# [Dataset items]
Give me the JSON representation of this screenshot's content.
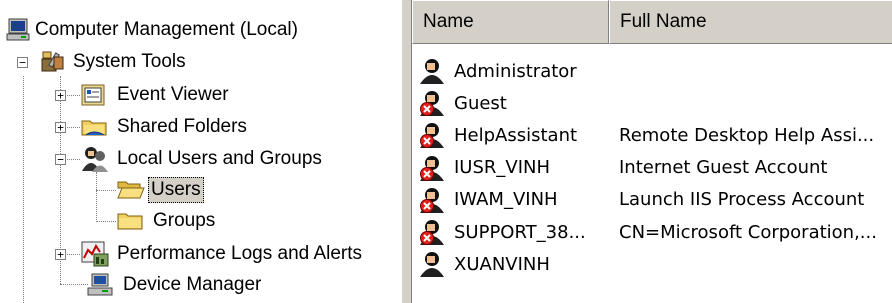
{
  "tree": {
    "root": {
      "label": "Computer Management (Local)",
      "icon": "computer-icon"
    },
    "system_tools": {
      "label": "System Tools",
      "icon": "tools-icon",
      "expander": "−"
    },
    "event_viewer": {
      "label": "Event Viewer",
      "icon": "event-viewer-icon",
      "expander": "+"
    },
    "shared_folders": {
      "label": "Shared Folders",
      "icon": "shared-folder-icon",
      "expander": "+"
    },
    "local_users": {
      "label": "Local Users and Groups",
      "icon": "users-groups-icon",
      "expander": "−"
    },
    "users": {
      "label": "Users",
      "icon": "open-folder-icon",
      "selected": true
    },
    "groups": {
      "label": "Groups",
      "icon": "folder-icon"
    },
    "perf_logs": {
      "label": "Performance Logs and Alerts",
      "icon": "performance-icon",
      "expander": "+"
    },
    "device_manager": {
      "label": "Device Manager",
      "icon": "device-manager-icon"
    }
  },
  "list": {
    "columns": [
      "Name",
      "Full Name"
    ],
    "rows": [
      {
        "name": "Administrator",
        "full": "",
        "disabled": false
      },
      {
        "name": "Guest",
        "full": "",
        "disabled": true
      },
      {
        "name": "HelpAssistant",
        "full": "Remote Desktop Help Assi...",
        "disabled": true
      },
      {
        "name": "IUSR_VINH",
        "full": "Internet Guest Account",
        "disabled": true
      },
      {
        "name": "IWAM_VINH",
        "full": "Launch IIS Process Account",
        "disabled": true
      },
      {
        "name": "SUPPORT_38...",
        "full": "CN=Microsoft Corporation,...",
        "disabled": true
      },
      {
        "name": "XUANVINH",
        "full": "",
        "disabled": false
      }
    ]
  },
  "colors": {
    "selection": "#d4d0c8",
    "header_bg": "#d4d0c8",
    "disabled_badge": "#e0201c"
  }
}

# [WRITTEN PROBLEM]
In your copy, leave out the pictures and reproduce the material above exactly.

# [RESPONSE]
Give me the JSON representation of this screenshot's content.
{
  "tree": {
    "root": {
      "label": "Computer Management (Local)",
      "icon": "computer-icon"
    },
    "system_tools": {
      "label": "System Tools",
      "icon": "tools-icon",
      "expander": "−"
    },
    "event_viewer": {
      "label": "Event Viewer",
      "icon": "event-viewer-icon",
      "expander": "+"
    },
    "shared_folders": {
      "label": "Shared Folders",
      "icon": "shared-folder-icon",
      "expander": "+"
    },
    "local_users": {
      "label": "Local Users and Groups",
      "icon": "users-groups-icon",
      "expander": "−"
    },
    "users": {
      "label": "Users",
      "icon": "open-folder-icon",
      "selected": true
    },
    "groups": {
      "label": "Groups",
      "icon": "folder-icon"
    },
    "perf_logs": {
      "label": "Performance Logs and Alerts",
      "icon": "performance-icon",
      "expander": "+"
    },
    "device_manager": {
      "label": "Device Manager",
      "icon": "device-manager-icon"
    }
  },
  "list": {
    "columns": [
      "Name",
      "Full Name"
    ],
    "rows": [
      {
        "name": "Administrator",
        "full": "",
        "disabled": false
      },
      {
        "name": "Guest",
        "full": "",
        "disabled": true
      },
      {
        "name": "HelpAssistant",
        "full": "Remote Desktop Help Assi...",
        "disabled": true
      },
      {
        "name": "IUSR_VINH",
        "full": "Internet Guest Account",
        "disabled": true
      },
      {
        "name": "IWAM_VINH",
        "full": "Launch IIS Process Account",
        "disabled": true
      },
      {
        "name": "SUPPORT_38...",
        "full": "CN=Microsoft Corporation,...",
        "disabled": true
      },
      {
        "name": "XUANVINH",
        "full": "",
        "disabled": false
      }
    ]
  },
  "colors": {
    "selection": "#d4d0c8",
    "header_bg": "#d4d0c8",
    "disabled_badge": "#e0201c"
  }
}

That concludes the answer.